Collected data
= = = = = = =

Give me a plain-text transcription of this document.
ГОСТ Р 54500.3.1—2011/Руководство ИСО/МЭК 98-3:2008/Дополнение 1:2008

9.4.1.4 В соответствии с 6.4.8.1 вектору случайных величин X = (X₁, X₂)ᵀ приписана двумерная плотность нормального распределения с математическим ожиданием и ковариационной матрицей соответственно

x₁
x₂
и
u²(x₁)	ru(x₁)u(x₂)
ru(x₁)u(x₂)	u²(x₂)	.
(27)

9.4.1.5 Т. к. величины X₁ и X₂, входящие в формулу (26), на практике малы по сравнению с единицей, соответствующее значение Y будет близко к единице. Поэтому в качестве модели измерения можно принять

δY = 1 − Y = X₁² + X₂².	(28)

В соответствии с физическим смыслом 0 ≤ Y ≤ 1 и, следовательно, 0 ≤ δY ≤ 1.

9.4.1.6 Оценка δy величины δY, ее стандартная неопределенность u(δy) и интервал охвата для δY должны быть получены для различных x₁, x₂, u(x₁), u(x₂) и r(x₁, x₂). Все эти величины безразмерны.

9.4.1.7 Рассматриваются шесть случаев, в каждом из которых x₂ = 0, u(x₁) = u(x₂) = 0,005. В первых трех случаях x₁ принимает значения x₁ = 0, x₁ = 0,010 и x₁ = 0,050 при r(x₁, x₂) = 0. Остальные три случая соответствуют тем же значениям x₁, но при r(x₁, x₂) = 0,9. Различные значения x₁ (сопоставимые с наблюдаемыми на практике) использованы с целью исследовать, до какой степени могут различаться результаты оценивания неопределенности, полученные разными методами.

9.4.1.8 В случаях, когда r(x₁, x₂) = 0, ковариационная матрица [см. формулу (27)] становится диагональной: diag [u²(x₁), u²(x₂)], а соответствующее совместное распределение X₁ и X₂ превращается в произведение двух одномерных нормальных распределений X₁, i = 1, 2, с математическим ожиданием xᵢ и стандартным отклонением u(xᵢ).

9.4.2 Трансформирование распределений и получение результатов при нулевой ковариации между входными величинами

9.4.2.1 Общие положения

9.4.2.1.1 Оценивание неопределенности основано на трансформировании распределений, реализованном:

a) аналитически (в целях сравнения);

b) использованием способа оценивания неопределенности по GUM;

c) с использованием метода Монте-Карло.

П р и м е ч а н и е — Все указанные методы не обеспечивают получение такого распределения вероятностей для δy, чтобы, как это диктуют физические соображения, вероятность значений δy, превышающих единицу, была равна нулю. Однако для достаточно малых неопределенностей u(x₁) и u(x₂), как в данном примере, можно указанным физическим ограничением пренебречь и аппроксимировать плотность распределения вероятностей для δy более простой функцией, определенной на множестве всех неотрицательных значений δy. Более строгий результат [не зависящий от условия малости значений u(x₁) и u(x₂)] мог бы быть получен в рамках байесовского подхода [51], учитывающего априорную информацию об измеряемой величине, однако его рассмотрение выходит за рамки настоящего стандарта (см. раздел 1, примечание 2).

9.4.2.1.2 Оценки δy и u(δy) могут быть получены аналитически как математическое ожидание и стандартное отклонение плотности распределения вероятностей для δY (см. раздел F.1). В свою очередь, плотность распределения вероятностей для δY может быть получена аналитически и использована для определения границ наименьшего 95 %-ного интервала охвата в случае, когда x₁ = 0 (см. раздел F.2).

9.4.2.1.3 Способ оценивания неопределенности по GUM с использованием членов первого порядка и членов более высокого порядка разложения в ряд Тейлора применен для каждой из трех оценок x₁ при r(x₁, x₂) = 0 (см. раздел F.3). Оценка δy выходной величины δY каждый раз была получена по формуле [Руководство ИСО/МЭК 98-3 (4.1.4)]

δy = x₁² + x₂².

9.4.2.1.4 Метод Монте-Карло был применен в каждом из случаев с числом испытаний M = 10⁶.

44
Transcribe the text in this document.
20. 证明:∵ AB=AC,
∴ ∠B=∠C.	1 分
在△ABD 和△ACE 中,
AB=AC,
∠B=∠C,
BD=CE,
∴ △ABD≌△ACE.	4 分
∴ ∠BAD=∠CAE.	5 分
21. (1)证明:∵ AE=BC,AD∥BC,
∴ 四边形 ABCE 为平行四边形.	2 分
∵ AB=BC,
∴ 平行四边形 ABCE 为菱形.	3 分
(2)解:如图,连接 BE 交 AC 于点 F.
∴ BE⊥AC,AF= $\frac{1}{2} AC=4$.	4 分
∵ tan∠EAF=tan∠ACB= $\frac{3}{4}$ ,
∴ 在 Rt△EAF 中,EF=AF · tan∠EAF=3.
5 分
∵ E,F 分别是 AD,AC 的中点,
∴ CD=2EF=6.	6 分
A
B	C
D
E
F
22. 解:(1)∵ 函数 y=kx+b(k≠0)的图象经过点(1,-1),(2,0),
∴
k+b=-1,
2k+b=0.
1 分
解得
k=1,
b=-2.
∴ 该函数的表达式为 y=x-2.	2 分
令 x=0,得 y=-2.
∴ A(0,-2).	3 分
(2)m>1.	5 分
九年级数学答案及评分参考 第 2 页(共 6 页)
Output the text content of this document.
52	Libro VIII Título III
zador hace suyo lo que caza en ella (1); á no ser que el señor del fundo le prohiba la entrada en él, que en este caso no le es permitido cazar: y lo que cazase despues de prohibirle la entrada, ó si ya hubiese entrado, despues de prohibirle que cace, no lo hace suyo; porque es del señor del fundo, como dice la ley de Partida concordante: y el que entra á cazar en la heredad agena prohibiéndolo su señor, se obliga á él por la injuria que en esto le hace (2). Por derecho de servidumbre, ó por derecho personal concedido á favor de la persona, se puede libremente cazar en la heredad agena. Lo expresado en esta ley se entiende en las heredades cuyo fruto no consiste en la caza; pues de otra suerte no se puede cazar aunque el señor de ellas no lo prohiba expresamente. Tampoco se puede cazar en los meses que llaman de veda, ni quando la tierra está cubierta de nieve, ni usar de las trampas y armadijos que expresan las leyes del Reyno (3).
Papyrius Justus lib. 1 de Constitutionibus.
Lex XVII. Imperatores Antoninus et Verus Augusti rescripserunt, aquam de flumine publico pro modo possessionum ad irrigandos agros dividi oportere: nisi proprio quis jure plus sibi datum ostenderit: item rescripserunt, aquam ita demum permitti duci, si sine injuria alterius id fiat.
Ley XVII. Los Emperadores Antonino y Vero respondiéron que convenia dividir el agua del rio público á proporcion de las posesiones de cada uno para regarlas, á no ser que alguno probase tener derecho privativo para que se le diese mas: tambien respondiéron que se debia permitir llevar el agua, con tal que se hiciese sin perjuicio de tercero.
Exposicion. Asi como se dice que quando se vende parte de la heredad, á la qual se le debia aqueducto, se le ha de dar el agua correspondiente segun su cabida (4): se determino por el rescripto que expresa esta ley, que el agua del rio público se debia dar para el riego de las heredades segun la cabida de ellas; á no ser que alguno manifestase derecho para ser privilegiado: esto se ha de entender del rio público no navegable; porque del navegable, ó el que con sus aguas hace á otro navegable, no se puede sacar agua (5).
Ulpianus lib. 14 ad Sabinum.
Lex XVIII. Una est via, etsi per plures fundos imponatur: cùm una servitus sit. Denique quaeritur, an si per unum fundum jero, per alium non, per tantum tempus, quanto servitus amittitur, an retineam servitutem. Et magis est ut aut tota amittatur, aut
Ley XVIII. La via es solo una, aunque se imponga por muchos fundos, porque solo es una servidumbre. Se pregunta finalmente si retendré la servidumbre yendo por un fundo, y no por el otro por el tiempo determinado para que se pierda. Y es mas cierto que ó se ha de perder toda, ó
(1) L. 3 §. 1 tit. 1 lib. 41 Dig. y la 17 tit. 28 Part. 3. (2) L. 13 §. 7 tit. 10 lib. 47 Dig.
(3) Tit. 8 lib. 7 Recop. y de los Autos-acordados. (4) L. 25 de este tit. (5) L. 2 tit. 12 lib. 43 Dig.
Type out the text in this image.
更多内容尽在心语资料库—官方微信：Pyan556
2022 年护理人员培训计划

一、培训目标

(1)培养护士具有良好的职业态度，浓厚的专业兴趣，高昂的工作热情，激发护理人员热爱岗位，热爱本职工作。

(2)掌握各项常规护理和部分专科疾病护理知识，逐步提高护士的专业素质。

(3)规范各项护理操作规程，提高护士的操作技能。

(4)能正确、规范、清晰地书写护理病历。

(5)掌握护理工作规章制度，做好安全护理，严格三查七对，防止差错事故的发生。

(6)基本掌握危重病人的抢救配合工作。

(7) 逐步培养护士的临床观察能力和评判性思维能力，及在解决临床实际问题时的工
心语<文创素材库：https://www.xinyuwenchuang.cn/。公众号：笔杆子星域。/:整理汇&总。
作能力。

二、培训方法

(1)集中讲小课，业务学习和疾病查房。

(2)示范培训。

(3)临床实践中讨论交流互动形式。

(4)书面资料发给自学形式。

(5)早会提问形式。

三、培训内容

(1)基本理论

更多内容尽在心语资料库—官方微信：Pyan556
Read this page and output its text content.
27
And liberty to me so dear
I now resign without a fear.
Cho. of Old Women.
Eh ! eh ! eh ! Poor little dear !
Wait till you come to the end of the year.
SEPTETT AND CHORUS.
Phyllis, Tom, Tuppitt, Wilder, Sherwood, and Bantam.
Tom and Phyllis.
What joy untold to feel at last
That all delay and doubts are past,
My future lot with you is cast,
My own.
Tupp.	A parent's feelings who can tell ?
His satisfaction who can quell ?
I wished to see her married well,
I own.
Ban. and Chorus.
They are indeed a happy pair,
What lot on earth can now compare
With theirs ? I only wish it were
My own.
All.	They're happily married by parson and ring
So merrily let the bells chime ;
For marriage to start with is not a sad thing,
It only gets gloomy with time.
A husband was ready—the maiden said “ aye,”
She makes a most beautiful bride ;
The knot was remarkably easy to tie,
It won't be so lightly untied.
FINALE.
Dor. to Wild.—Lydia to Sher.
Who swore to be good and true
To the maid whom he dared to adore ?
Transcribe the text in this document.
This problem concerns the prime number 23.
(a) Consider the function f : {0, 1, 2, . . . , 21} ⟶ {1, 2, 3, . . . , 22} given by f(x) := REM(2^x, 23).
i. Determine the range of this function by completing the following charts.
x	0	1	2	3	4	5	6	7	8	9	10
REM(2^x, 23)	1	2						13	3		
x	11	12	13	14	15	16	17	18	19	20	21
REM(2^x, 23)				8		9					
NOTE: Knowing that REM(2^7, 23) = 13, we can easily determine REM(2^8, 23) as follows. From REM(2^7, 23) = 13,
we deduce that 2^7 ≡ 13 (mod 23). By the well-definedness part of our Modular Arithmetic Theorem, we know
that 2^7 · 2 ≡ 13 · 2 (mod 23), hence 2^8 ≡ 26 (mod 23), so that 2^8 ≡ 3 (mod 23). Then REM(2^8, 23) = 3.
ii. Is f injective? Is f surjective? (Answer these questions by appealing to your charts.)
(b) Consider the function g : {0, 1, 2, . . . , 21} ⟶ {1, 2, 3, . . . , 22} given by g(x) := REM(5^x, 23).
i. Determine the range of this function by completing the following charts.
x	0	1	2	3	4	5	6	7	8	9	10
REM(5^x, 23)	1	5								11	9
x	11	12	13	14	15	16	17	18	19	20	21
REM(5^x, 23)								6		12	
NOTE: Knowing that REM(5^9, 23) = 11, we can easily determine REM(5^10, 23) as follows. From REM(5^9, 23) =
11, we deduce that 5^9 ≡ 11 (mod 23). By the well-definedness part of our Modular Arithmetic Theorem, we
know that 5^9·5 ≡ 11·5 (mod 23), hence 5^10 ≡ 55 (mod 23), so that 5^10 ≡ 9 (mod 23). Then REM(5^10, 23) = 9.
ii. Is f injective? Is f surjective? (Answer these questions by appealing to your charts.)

= = = = = = =

What you will do. Extract all lines containing the word "content".

Result of this exercise.
Output the text content of this document.
Read this page and output its text content.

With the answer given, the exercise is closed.